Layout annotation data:
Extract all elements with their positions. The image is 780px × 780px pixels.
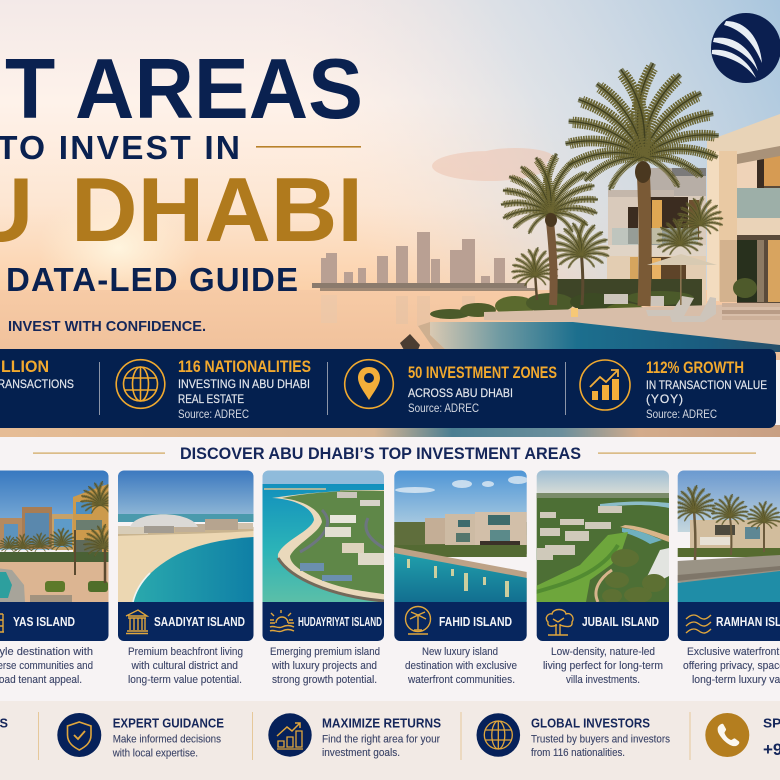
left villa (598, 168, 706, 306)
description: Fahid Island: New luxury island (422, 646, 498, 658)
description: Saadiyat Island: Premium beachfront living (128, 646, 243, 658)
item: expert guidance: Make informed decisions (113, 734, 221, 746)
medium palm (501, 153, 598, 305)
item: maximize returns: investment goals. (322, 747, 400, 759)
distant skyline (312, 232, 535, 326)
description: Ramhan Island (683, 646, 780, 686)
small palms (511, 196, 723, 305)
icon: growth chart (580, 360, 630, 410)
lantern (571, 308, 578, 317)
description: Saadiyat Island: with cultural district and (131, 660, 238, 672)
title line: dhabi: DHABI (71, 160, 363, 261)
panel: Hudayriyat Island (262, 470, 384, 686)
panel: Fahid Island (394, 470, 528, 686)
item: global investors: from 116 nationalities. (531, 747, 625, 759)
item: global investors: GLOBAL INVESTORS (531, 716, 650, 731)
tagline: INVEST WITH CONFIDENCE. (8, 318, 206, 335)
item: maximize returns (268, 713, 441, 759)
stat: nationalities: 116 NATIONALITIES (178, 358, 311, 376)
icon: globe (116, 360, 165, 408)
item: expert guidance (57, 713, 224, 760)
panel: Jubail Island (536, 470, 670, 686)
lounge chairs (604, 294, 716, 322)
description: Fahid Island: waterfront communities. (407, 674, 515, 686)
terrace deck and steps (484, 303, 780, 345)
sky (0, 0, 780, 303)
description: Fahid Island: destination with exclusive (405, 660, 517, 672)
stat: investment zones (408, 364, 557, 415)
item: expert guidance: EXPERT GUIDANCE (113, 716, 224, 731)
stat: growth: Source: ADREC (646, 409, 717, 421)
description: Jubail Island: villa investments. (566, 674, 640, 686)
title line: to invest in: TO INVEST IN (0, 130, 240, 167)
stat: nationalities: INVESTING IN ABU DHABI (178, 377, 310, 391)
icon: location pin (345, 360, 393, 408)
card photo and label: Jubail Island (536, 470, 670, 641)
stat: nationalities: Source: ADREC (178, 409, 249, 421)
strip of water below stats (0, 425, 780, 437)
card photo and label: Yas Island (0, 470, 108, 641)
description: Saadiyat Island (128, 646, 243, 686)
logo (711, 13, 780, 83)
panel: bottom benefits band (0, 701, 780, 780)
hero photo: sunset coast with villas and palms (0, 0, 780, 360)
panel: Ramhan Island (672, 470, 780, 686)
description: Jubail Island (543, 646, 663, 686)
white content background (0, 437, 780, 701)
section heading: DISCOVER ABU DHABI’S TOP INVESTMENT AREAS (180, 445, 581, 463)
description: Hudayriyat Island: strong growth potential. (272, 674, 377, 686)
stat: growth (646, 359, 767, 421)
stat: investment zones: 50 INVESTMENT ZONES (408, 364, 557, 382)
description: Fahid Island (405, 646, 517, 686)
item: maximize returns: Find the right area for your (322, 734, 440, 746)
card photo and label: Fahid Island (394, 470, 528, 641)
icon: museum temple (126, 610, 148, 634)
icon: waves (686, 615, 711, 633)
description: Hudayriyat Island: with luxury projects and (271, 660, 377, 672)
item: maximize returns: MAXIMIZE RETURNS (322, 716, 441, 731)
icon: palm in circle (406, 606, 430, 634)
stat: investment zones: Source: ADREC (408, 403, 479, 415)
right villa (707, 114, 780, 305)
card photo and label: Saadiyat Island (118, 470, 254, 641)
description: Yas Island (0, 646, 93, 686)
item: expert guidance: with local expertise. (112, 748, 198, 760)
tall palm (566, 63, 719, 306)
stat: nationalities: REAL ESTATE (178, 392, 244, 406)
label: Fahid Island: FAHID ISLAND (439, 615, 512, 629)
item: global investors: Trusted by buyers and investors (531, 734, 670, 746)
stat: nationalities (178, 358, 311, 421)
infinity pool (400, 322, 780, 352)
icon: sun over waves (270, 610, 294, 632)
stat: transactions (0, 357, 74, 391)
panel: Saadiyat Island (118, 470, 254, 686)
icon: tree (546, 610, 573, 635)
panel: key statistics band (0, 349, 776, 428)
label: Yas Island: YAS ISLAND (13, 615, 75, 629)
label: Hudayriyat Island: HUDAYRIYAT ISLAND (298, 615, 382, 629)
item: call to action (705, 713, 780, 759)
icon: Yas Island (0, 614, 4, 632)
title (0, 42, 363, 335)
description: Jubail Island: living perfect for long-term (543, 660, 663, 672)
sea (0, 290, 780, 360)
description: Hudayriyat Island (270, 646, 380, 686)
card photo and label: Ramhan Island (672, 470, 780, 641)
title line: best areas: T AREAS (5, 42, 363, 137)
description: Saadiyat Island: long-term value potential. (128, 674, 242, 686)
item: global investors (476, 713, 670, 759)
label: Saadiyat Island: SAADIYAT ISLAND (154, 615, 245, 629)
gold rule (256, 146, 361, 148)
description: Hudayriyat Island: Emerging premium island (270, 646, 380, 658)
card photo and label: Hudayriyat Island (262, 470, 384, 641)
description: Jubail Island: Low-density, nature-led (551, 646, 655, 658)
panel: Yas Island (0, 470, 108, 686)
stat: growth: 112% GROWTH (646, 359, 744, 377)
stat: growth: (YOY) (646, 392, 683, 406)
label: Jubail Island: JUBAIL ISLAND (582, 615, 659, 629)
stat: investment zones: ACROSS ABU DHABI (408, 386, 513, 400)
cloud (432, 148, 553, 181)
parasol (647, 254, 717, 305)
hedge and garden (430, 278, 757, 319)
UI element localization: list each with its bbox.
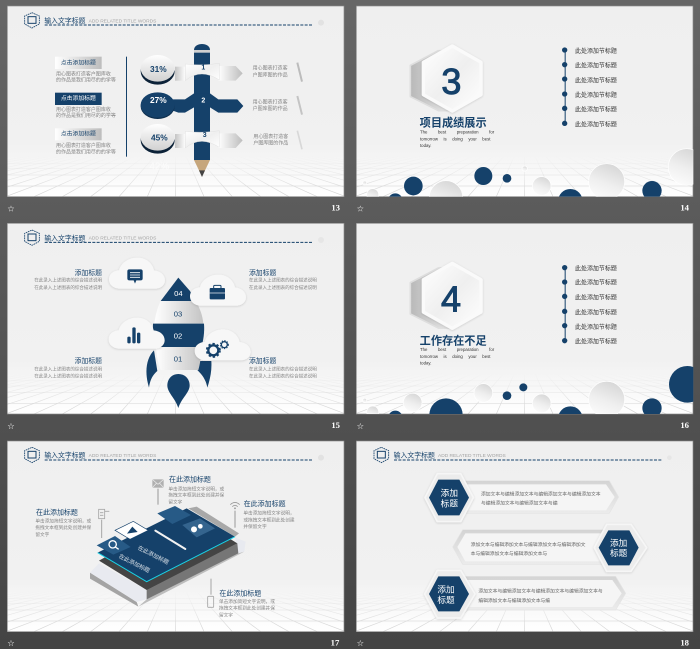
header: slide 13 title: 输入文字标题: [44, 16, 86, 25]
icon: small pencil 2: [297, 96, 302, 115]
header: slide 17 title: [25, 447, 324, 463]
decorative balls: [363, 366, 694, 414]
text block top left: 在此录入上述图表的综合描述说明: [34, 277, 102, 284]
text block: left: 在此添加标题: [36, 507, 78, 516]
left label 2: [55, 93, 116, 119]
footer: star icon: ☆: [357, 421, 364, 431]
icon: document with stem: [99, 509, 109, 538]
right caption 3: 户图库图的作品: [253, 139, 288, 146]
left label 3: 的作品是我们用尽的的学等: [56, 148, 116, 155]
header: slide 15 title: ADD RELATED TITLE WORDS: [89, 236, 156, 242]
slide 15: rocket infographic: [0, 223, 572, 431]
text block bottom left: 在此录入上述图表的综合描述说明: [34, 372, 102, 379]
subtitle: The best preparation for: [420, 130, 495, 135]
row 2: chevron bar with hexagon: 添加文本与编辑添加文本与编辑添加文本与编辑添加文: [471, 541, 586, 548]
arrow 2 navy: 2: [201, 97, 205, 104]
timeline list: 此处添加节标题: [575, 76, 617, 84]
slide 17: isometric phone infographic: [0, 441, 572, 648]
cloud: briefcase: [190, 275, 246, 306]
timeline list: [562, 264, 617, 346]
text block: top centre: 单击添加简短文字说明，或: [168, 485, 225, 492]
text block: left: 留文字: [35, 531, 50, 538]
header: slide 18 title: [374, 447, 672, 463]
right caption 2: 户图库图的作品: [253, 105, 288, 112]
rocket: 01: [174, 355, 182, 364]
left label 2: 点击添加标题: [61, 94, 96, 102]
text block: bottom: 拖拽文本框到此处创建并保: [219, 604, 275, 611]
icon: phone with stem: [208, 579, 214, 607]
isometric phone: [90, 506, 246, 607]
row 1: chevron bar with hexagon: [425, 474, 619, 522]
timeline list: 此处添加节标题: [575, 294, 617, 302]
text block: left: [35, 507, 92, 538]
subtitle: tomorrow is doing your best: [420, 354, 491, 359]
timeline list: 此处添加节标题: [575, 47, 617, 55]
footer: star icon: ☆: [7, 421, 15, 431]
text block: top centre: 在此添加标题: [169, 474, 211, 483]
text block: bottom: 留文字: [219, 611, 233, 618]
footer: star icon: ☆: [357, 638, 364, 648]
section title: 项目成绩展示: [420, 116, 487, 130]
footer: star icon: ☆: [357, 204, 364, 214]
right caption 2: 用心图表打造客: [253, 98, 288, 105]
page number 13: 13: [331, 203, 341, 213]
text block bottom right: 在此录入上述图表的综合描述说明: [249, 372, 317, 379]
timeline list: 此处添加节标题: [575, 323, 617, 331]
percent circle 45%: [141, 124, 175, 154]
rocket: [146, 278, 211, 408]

▶ TASK STATEMENT:
Repeat the material from the line containing "left villa (598, 168, 706, 306)" through the line containing "panel: Fahid Island (394, 470, 528, 686)", both included, without any changes.

▶ FINAL RESULT:
left villa (598, 168, 706, 306)
description: Fahid Island: New luxury island (422, 646, 498, 658)
description: Saadiyat Island: Premium beachfront living (128, 646, 243, 658)
item: expert guidance: Make informed decisions (113, 734, 221, 746)
medium palm (501, 153, 598, 305)
item: maximize returns: investment goals. (322, 747, 400, 759)
distant skyline (312, 232, 535, 326)
description: Ramhan Island (683, 646, 780, 686)
small palms (511, 196, 723, 305)
icon: growth chart (580, 360, 630, 410)
lantern (571, 308, 578, 317)
description: Saadiyat Island: with cultural district and (131, 660, 238, 672)
title line: dhabi: DHABI (71, 160, 363, 261)
panel: Hudayriyat Island (262, 470, 384, 686)
panel: Fahid Island (394, 470, 528, 686)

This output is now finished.